▶ Texte fourni
-.-.-

Mais il est également question d’intégrer l’allocation aux adultes handicapés (AAH), l’allocation de solidarité spécifique (ASS), pour les chômeurs sans ressources non indemnisés, l’allocation de solidarité aux personnes âgées (Aspa).
Il devrait regrouper, au moins, le revenu de solidarité active (11 milliards d’euros), la prime d’activité (8 milliards) et les aides personnalisées au logement (18 milliards), ces aides bénéficient à 15 millions de Français.
Il est aussi envisagé d’ouvrir cette aide aux jeunes de 18 à 25 ans. Aujourd’hui exclus du bénéfice du RSA, une telle ouverture concernerait de 600 à 800 000 jeunes.
Le chantier global du RUA concerne donc l’aide apportée à plusieurs millions de personnes.

-.-.-

▶ Items
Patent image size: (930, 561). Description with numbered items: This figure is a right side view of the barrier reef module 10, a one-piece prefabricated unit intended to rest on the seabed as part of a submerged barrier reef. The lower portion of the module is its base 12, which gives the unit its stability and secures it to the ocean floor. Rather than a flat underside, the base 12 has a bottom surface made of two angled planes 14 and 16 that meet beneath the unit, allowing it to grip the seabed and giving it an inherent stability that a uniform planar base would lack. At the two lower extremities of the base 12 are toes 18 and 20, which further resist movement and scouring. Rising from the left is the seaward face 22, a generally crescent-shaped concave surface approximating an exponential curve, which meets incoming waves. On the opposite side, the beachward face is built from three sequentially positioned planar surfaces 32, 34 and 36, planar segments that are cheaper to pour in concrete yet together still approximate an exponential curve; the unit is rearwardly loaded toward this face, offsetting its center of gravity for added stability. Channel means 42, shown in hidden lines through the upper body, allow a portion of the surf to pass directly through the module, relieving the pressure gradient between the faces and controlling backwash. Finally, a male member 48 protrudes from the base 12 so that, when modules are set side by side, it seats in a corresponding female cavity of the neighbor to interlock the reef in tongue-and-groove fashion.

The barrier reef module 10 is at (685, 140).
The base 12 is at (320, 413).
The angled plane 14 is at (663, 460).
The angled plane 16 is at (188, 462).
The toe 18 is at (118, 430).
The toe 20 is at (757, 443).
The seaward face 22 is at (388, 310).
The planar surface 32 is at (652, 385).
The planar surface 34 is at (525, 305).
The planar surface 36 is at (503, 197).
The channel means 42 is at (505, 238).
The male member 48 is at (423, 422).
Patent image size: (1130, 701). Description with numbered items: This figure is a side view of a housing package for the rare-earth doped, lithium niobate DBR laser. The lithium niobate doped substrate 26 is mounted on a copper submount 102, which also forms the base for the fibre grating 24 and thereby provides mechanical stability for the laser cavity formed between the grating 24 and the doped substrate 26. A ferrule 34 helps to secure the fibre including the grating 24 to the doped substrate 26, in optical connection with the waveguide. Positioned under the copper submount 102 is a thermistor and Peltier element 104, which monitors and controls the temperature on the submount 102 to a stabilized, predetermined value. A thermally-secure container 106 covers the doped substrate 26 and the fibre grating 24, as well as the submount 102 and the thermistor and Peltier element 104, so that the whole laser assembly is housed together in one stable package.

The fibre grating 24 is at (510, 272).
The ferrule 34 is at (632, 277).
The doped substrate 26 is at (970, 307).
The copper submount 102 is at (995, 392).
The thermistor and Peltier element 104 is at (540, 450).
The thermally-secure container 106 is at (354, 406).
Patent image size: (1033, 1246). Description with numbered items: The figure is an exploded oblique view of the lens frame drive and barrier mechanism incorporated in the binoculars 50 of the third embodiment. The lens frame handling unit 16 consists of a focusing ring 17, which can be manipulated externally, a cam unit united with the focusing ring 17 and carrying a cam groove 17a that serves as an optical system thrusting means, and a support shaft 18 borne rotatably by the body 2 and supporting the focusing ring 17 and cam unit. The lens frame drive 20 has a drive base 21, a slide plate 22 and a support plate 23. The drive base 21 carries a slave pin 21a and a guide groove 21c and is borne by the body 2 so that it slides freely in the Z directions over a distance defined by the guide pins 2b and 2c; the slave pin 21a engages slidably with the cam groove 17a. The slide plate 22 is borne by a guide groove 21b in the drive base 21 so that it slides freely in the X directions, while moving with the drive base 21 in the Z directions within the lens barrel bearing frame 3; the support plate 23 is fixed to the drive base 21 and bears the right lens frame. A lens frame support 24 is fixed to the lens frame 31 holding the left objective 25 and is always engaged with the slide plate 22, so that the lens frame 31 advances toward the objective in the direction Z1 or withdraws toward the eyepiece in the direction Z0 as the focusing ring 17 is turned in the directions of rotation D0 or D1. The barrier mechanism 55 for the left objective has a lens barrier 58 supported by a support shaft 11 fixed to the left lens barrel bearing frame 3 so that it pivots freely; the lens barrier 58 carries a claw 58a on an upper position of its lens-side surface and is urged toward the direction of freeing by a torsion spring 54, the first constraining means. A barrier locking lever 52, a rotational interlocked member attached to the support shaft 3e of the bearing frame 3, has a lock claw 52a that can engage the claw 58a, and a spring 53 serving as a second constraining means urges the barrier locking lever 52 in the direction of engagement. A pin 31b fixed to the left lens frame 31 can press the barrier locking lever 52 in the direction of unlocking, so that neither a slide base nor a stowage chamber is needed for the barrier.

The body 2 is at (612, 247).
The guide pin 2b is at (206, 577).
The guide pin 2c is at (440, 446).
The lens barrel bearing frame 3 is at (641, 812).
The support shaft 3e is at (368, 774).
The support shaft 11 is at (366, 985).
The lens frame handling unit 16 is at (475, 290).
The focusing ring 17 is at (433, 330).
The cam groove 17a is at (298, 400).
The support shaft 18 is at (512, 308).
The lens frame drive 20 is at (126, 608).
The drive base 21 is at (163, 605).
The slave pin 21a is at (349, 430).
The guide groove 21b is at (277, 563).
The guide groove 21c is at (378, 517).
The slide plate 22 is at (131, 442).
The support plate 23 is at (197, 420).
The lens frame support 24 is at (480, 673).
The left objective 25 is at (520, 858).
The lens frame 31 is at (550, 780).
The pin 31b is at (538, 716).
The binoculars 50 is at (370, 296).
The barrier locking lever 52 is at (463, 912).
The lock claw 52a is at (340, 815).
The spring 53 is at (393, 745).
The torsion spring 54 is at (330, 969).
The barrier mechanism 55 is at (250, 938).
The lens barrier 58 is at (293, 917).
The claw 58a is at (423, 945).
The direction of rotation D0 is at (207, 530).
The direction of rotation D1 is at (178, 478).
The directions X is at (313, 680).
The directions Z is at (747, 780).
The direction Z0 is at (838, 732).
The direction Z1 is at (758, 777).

-.-.-

▶ Consigne
Restituez à l'identique le passage du texte fourni allant de « Mais il est » à « millions de personnes. ». Les items constituent un matériau distinct du texte.

▶ Tâche accomplie
Mais il est également question d’intégrer l’allocation aux adultes handicapés (AAH), l’allocation de solidarité spécifique (ASS), pour les chômeurs sans ressources non indemnisés, l’allocation de solidarité aux personnes âgées (Aspa).
Il devrait regrouper, au moins, le revenu de solidarité active (11 milliards d’euros), la prime d’activité (8 milliards) et les aides personnalisées au logement (18 milliards), ces aides bénéficient à 15 millions de Français.
Il est aussi envisagé d’ouvrir cette aide aux jeunes de 18 à 25 ans. Aujourd’hui exclus du bénéfice du RSA, une telle ouverture concernerait de 600 à 800 000 jeunes.
Le chantier global du RUA concerne donc l’aide apportée à plusieurs millions de personnes.